(Exercise aim): Look through the material below for "title". Copy every line that contains it.

(Extracted material):
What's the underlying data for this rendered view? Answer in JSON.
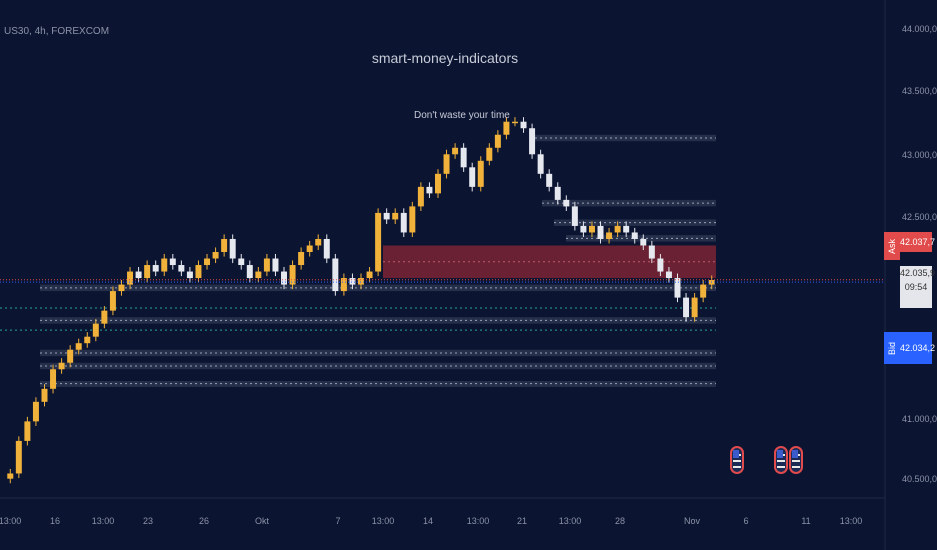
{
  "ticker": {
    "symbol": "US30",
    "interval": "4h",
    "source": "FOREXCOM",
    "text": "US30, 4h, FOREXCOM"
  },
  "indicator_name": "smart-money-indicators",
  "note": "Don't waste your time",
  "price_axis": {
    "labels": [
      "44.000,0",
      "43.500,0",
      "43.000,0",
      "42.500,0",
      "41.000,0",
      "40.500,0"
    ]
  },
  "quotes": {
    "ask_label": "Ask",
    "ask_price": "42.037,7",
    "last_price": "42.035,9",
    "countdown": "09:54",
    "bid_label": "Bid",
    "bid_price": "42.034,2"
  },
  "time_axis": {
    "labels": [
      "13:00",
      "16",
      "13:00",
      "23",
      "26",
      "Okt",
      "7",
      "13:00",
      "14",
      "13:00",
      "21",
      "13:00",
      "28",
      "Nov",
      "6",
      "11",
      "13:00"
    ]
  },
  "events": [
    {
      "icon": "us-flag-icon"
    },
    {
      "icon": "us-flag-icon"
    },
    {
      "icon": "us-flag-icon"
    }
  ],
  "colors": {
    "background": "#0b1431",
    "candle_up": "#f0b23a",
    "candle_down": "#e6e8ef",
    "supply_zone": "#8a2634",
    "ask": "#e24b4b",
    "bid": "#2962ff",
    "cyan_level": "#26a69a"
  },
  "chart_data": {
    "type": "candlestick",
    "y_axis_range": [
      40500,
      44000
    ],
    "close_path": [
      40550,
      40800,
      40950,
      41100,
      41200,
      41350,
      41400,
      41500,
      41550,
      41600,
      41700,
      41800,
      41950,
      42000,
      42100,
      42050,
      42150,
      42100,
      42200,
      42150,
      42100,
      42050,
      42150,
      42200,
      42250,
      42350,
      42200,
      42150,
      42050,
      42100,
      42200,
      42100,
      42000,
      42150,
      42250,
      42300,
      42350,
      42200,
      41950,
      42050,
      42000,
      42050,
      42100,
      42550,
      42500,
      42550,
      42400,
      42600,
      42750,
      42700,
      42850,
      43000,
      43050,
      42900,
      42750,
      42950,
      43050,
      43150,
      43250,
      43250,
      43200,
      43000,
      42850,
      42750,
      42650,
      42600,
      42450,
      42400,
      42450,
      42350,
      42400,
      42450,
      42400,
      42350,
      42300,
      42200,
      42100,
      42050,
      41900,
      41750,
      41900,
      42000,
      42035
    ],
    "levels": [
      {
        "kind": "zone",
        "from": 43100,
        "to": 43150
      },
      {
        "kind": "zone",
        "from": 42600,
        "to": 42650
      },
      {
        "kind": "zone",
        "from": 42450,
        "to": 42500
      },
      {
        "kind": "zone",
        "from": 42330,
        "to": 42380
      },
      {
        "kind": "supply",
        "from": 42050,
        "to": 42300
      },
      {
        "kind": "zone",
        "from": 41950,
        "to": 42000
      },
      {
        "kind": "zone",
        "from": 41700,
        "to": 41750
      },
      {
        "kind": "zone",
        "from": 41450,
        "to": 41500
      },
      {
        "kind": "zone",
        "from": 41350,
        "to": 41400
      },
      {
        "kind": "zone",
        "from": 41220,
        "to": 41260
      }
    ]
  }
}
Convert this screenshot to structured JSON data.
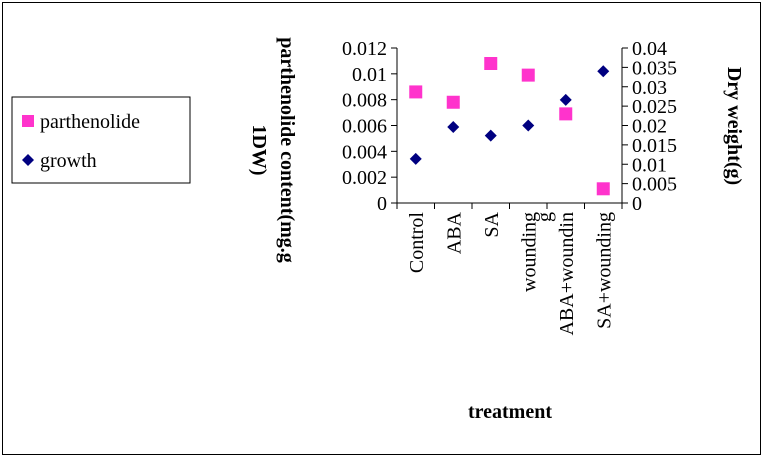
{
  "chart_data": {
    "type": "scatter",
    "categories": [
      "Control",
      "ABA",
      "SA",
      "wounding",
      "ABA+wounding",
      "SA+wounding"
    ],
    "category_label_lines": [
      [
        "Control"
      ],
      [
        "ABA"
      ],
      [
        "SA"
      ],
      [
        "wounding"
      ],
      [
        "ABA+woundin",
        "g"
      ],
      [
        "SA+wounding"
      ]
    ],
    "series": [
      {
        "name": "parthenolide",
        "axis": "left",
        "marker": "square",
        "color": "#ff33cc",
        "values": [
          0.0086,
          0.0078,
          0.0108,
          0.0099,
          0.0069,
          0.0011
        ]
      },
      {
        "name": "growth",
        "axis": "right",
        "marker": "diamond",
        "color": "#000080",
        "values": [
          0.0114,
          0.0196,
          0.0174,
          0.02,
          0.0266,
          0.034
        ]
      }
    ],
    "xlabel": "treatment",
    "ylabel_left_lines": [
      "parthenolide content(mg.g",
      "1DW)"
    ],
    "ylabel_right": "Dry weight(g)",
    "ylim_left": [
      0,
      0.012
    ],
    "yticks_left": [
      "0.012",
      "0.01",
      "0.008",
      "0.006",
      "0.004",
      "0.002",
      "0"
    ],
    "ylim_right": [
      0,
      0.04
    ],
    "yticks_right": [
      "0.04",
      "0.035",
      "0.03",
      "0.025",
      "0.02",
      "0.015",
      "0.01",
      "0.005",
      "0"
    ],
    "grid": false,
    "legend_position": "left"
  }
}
---
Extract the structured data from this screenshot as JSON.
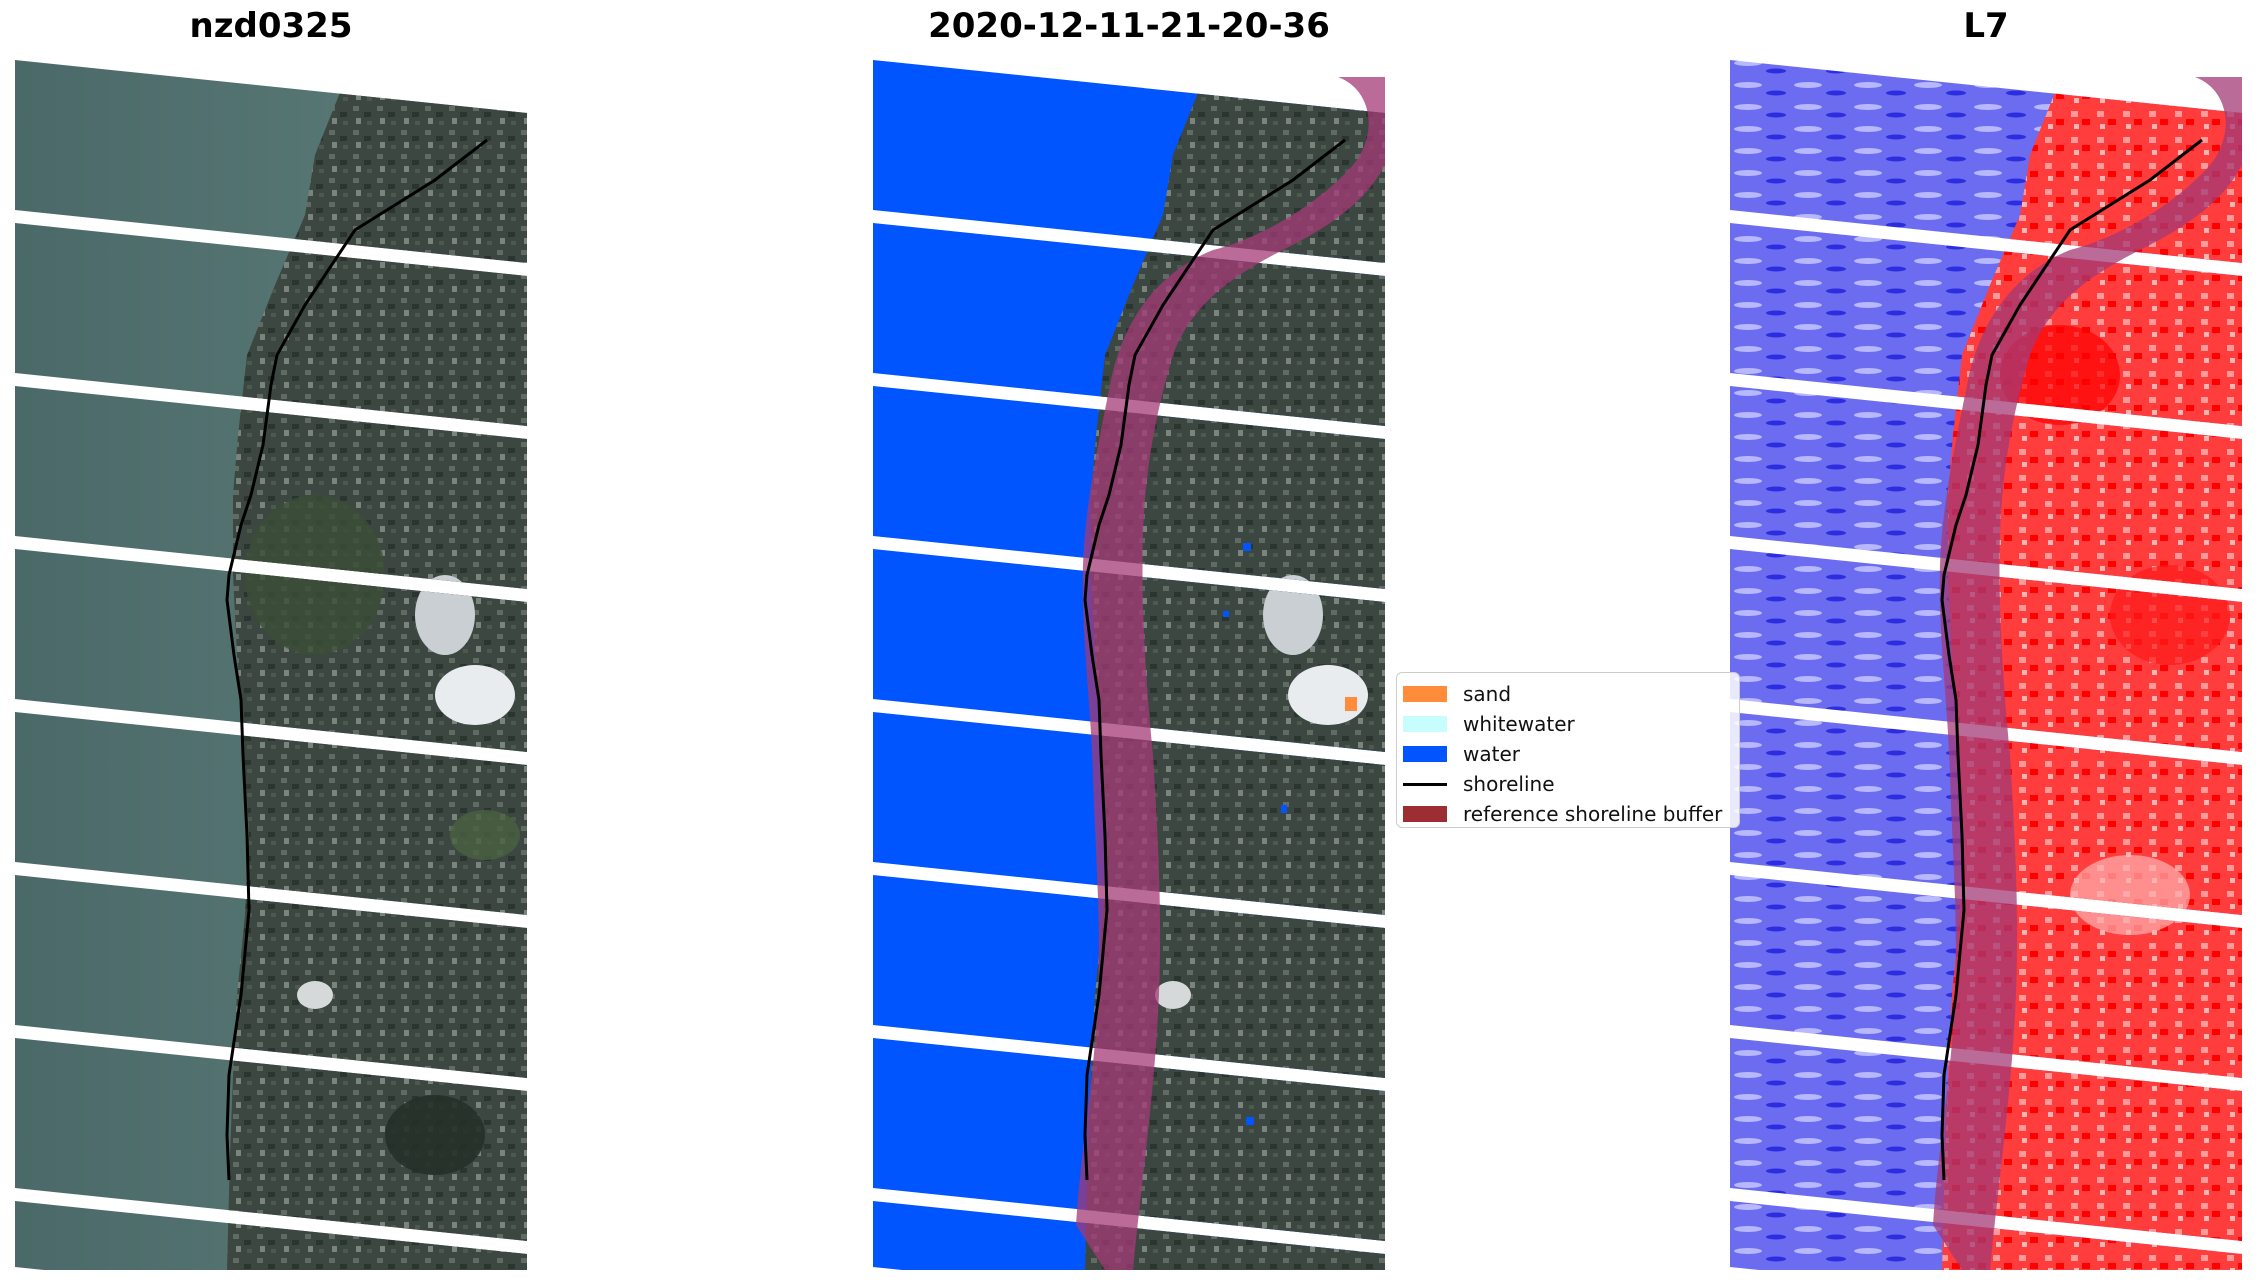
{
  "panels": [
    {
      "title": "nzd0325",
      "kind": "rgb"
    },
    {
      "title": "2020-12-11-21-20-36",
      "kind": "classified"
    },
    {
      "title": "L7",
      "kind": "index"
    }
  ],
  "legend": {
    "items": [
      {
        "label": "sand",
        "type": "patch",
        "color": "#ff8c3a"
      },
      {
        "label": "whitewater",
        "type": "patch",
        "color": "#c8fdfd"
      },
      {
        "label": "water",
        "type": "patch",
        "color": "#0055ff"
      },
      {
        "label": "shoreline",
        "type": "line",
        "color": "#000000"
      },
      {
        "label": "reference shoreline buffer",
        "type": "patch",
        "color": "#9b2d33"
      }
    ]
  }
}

(Expected output):
      "title": "nzd0325",
      "title": "2020-12-11-21-20-36",
      "title": "L7",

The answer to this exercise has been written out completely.